[Stored dataset items]
- - -

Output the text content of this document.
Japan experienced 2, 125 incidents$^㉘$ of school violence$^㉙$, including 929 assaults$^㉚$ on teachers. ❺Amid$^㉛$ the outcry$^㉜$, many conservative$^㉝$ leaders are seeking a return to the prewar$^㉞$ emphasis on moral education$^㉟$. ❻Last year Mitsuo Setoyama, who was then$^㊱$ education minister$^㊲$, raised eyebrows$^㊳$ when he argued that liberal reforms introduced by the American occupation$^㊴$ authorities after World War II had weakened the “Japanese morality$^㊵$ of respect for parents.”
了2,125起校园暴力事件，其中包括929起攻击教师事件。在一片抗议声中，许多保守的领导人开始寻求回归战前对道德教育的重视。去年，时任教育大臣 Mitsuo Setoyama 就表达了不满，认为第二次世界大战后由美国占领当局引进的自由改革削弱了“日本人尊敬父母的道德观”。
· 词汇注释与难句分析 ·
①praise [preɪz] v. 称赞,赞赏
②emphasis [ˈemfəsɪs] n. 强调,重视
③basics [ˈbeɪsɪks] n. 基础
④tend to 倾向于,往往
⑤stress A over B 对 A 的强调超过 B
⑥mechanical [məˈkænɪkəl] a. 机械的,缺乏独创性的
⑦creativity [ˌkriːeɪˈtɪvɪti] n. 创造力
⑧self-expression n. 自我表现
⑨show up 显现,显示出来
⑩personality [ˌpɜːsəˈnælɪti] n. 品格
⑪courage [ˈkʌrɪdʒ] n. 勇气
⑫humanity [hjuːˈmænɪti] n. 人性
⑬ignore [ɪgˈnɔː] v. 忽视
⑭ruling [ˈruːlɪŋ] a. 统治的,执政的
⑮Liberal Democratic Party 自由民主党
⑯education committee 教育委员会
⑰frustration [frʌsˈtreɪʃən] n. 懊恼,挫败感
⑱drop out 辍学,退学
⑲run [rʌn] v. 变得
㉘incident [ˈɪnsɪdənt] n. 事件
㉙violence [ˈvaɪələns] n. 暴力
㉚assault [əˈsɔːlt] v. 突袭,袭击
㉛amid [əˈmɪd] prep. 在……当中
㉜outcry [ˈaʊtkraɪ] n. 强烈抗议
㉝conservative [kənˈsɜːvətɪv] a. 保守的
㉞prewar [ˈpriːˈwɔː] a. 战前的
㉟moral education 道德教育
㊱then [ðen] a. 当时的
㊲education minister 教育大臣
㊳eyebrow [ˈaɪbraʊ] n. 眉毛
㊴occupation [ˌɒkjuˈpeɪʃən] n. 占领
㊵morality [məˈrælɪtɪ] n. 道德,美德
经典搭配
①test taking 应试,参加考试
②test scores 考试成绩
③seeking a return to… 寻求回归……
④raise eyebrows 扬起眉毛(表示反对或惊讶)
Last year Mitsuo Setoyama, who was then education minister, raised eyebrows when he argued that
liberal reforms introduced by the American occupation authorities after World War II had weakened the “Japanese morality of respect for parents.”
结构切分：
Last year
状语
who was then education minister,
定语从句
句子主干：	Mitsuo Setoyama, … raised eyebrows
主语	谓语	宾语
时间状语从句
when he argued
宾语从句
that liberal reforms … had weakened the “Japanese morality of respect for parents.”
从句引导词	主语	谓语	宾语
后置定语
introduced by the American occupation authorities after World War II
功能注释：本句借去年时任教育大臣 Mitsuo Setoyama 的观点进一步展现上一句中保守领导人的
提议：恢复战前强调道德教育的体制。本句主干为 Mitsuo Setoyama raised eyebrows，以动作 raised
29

- - -

■ **Directions for this task**
From the listing, copy each line containing the word "raised".

■ **Task result**
Japan experienced 2, 125 incidents$^㉘$ of school violence$^㉙$, including 929 assaults$^㉚$ on teachers. ❺Amid$^㉛$ the outcry$^㉜$, many conservative$^㉝$ leaders are seeking a return to the prewar$^㉞$ emphasis on moral education$^㉟$. ❻Last year Mitsuo Setoyama, who was then$^㊱$ education minister$^㊲$, raised eyebrows$^㊳$ when he argued that liberal reforms introduced by the American occupation$^㊴$ authorities after World War II had weakened the “Japanese morality$^㊵$ of respect for parents.”
Last year Mitsuo Setoyama, who was then education minister, raised eyebrows when he argued that
句子主干：	Mitsuo Setoyama, … raised eyebrows
提议：恢复战前强调道德教育的体制。本句主干为 Mitsuo Setoyama raised eyebrows，以动作 raised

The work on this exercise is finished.